**Records for this exercise:**
[start]

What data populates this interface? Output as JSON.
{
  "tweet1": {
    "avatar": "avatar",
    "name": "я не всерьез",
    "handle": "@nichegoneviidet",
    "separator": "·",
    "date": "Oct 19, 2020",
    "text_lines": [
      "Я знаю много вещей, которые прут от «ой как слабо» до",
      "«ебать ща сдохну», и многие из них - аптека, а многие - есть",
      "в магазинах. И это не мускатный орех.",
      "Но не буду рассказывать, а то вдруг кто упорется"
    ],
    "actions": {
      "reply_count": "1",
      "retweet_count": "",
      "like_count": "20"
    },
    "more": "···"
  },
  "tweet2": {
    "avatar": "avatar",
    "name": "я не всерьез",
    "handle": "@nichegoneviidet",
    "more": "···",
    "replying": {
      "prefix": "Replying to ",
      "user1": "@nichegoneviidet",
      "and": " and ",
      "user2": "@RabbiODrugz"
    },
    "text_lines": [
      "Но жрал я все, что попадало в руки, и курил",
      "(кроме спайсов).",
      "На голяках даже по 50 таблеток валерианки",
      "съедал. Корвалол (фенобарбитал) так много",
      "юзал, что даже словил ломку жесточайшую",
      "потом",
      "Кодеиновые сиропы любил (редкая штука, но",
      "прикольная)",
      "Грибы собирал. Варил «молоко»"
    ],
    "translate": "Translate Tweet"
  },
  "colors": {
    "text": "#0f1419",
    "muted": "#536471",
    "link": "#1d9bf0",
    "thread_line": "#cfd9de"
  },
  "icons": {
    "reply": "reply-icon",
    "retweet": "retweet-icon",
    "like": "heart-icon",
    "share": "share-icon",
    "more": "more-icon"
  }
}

[end]
[start]

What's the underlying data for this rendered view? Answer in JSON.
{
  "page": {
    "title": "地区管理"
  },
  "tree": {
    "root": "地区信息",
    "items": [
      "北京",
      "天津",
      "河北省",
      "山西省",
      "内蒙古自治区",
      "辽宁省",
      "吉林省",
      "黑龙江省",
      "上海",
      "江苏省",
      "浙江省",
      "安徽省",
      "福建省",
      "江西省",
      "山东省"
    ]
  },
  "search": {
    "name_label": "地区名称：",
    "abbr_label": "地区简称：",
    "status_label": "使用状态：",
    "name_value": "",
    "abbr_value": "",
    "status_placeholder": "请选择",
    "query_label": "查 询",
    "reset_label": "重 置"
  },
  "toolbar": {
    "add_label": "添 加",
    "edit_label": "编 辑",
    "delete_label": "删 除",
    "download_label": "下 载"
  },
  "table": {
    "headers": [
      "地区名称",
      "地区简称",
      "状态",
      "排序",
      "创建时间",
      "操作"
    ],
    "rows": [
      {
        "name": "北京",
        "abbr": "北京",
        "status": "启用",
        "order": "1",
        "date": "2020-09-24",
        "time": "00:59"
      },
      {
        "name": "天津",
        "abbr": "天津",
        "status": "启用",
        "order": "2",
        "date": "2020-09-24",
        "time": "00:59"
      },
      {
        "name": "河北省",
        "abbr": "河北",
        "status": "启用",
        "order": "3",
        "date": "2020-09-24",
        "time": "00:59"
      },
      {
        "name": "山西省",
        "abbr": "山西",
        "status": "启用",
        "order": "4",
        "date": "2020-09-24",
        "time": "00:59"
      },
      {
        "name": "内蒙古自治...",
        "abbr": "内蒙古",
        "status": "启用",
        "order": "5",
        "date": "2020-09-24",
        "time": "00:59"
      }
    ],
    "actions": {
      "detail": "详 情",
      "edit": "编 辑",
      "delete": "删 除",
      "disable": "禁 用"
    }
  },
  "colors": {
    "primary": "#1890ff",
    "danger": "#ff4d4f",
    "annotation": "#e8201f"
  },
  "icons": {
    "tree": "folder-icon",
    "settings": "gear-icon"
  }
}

[end]

Look through the data and gather every line with the string "JSON" in it.

**Problem solution:**
What data populates this interface? Output as JSON.
What's the underlying data for this rendered view? Answer in JSON.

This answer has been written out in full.